## Set problem
Repeat the data that follows, word for word, without the images.

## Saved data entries
..........

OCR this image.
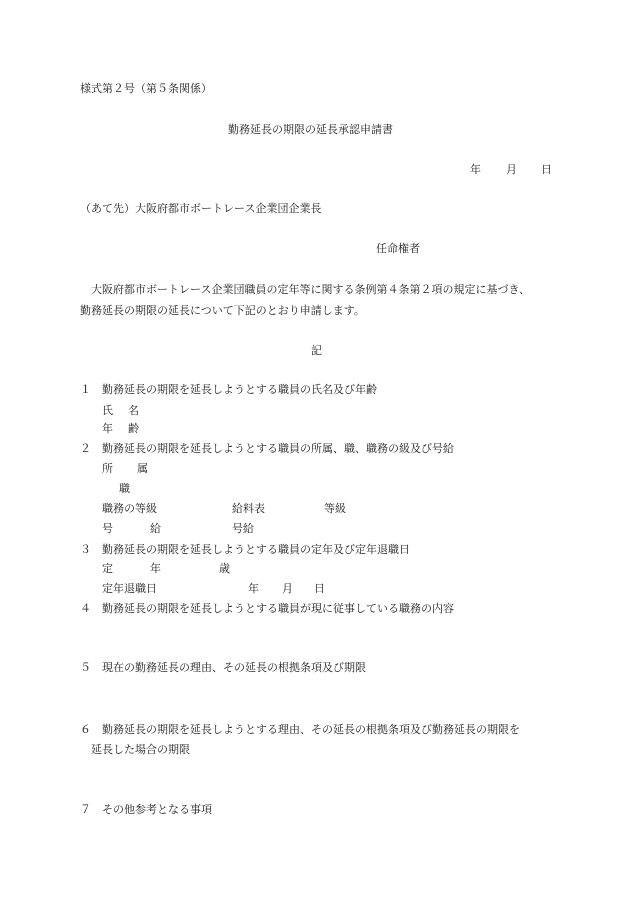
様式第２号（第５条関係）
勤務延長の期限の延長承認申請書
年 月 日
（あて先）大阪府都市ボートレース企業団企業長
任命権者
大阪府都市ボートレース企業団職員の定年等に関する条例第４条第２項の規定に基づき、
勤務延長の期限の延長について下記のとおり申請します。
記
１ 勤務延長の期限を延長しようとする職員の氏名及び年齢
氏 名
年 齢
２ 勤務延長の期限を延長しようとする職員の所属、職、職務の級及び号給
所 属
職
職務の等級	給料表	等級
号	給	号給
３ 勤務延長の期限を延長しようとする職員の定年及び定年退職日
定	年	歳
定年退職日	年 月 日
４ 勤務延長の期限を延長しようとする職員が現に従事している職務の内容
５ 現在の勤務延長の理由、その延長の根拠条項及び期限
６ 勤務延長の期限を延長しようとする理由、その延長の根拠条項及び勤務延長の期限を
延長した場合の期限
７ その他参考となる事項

..........

## Response to this exercise
OCR this image.
様式第２号（第５条関係）
勤務延長の期限の延長承認申請書
年 月 日
（あて先）大阪府都市ボートレース企業団企業長
任命権者
大阪府都市ボートレース企業団職員の定年等に関する条例第４条第２項の規定に基づき、
勤務延長の期限の延長について下記のとおり申請します。
記
１ 勤務延長の期限を延長しようとする職員の氏名及び年齢
氏 名
年 齢
２ 勤務延長の期限を延長しようとする職員の所属、職、職務の級及び号給
所 属
職
職務の等級	給料表	等級
号	給	号給
３ 勤務延長の期限を延長しようとする職員の定年及び定年退職日
定	年	歳
定年退職日	年 月 日
４ 勤務延長の期限を延長しようとする職員が現に従事している職務の内容
５ 現在の勤務延長の理由、その延長の根拠条項及び期限
６ 勤務延長の期限を延長しようとする理由、その延長の根拠条項及び勤務延長の期限を
延長した場合の期限
７ その他参考となる事項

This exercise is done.